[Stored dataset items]
══════════════════════════════
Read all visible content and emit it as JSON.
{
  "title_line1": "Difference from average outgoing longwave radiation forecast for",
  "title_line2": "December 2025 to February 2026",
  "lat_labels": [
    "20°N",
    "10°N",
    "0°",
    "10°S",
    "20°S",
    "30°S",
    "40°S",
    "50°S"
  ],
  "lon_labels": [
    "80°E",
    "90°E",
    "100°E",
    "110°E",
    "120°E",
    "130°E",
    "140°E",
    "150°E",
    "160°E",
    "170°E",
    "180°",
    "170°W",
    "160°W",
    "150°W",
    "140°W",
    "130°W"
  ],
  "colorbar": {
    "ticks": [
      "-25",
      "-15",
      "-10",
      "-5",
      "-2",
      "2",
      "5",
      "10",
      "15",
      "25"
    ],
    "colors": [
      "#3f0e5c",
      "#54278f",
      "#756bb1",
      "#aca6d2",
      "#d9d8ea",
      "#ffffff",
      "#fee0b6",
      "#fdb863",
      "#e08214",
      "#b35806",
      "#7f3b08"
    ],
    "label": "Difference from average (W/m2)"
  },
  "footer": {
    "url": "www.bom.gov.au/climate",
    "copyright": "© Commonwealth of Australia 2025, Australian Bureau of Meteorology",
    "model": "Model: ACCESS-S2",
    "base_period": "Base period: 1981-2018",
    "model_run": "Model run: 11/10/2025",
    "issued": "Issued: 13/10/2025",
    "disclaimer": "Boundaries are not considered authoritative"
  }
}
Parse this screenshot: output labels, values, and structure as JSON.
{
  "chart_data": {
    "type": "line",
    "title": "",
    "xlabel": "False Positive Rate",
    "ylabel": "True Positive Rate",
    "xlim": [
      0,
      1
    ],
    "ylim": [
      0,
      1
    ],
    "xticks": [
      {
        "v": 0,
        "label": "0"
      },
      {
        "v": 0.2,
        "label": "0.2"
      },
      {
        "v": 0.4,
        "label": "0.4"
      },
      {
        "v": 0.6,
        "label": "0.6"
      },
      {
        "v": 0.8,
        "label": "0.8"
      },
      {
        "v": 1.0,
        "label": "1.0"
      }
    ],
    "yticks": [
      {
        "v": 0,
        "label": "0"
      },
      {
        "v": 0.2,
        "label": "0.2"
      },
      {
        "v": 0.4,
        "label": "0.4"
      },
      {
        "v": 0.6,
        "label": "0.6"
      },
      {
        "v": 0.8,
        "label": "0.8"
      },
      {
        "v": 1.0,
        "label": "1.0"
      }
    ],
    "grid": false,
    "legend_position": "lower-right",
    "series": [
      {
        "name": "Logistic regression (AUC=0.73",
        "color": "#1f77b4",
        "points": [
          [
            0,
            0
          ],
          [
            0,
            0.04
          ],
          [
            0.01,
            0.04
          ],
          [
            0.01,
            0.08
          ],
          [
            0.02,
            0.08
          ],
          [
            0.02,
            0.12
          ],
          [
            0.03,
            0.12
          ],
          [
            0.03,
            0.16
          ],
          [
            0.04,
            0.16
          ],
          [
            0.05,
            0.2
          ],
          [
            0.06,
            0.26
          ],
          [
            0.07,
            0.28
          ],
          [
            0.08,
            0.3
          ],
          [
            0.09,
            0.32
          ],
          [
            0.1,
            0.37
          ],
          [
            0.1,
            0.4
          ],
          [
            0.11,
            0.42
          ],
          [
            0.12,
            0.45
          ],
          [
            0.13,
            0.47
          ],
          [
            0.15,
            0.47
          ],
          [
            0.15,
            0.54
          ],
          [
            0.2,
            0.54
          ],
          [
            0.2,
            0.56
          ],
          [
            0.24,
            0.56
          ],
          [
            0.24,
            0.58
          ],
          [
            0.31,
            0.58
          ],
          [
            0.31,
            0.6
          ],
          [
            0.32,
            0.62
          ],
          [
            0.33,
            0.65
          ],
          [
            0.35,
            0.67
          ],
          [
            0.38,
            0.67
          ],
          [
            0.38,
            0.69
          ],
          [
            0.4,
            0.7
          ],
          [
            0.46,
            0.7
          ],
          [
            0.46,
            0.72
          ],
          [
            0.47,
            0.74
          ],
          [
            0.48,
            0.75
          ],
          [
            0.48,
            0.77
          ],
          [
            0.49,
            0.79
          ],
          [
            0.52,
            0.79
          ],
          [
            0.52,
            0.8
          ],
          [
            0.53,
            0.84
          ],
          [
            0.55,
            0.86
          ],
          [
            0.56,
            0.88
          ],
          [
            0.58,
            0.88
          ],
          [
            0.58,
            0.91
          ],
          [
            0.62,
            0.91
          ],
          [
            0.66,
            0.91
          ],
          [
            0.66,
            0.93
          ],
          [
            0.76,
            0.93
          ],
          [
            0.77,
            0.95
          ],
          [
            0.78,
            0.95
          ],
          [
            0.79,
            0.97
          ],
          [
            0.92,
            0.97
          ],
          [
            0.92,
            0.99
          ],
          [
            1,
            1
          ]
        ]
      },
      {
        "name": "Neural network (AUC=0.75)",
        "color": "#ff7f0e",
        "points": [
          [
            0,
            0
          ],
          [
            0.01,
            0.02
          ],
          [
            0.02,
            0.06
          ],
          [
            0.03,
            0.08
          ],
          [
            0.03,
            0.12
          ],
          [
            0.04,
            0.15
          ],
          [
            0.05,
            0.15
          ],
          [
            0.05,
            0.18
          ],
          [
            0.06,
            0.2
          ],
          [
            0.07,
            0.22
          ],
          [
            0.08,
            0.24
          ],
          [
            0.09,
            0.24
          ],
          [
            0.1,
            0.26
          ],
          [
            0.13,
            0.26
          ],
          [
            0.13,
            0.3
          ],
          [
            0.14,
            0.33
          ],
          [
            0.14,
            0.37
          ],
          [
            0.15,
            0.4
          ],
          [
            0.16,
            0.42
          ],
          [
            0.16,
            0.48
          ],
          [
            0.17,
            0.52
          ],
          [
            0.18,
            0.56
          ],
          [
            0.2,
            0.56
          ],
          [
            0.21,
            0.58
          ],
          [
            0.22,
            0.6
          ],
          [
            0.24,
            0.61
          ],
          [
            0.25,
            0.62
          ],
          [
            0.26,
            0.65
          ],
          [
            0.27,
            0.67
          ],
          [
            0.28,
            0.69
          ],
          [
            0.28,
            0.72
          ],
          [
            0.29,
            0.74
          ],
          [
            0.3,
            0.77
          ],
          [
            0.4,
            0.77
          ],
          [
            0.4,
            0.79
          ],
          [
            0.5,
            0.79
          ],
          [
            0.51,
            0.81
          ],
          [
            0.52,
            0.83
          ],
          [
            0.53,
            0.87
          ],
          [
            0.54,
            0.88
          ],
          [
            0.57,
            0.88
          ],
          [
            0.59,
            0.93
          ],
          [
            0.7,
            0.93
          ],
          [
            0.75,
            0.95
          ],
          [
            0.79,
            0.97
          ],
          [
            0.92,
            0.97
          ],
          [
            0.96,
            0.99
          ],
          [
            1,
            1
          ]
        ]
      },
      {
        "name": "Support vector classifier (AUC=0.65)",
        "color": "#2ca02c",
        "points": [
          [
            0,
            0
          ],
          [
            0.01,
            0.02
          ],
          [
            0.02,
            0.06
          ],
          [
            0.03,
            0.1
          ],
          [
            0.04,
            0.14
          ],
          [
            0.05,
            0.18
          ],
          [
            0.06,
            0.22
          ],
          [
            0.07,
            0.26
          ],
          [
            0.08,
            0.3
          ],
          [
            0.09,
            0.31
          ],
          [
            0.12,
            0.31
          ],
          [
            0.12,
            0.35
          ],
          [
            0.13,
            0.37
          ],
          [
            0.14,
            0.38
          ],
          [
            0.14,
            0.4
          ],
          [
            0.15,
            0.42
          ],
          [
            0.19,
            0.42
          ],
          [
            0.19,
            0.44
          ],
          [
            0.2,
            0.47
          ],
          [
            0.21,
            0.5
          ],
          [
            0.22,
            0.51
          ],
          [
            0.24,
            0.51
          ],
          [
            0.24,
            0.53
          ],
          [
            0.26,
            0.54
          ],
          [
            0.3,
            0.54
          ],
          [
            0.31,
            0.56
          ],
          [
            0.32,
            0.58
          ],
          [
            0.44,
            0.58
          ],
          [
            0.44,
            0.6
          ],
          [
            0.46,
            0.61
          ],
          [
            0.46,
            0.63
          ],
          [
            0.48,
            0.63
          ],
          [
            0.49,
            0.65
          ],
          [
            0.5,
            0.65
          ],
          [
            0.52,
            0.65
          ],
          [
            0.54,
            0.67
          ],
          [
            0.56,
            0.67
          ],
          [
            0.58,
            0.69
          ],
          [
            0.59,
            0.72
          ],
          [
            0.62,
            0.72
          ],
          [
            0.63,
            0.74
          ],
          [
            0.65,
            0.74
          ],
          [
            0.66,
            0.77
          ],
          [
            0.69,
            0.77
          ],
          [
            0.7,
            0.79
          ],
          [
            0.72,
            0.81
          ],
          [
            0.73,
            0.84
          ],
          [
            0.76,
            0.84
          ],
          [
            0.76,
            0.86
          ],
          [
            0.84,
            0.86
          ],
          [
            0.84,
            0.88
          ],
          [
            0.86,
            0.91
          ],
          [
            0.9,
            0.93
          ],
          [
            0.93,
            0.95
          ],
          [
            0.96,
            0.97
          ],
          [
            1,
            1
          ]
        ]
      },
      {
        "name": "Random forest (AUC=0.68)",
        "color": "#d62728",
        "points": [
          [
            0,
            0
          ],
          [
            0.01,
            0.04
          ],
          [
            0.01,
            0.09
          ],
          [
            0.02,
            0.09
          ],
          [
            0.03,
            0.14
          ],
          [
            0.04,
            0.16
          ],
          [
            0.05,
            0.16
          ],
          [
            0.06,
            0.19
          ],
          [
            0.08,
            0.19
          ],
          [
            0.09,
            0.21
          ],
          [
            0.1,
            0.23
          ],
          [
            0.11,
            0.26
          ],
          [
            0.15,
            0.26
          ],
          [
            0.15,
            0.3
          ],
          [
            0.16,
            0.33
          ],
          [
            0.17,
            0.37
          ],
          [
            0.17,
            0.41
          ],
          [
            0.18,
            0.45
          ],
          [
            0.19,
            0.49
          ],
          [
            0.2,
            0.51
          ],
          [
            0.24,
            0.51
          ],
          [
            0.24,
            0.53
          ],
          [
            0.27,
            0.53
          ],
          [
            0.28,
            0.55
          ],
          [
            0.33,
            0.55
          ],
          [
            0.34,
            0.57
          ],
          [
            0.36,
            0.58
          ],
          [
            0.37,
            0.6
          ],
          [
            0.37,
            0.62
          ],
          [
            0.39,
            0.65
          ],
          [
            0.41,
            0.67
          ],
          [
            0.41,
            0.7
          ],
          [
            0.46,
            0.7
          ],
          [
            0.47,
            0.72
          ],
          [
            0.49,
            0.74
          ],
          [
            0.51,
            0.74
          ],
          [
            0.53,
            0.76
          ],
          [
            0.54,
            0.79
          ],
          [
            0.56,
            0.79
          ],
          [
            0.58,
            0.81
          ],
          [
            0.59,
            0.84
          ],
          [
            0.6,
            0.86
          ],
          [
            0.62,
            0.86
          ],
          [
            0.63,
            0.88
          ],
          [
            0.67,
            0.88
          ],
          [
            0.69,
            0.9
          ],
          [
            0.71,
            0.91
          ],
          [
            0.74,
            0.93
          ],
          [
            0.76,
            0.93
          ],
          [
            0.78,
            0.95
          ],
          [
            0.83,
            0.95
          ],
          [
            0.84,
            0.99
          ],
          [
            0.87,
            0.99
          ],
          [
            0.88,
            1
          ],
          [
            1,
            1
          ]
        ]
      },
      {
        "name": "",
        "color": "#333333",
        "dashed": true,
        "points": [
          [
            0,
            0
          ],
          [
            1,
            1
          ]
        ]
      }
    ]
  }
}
══════════════════════════════
### To do
Where a line in the entries holds the word "Difference", copy that line.

### Exercise solution
  "title_line1": "Difference from average outgoing longwave radiation forecast for",
    "label": "Difference from average (W/m2)"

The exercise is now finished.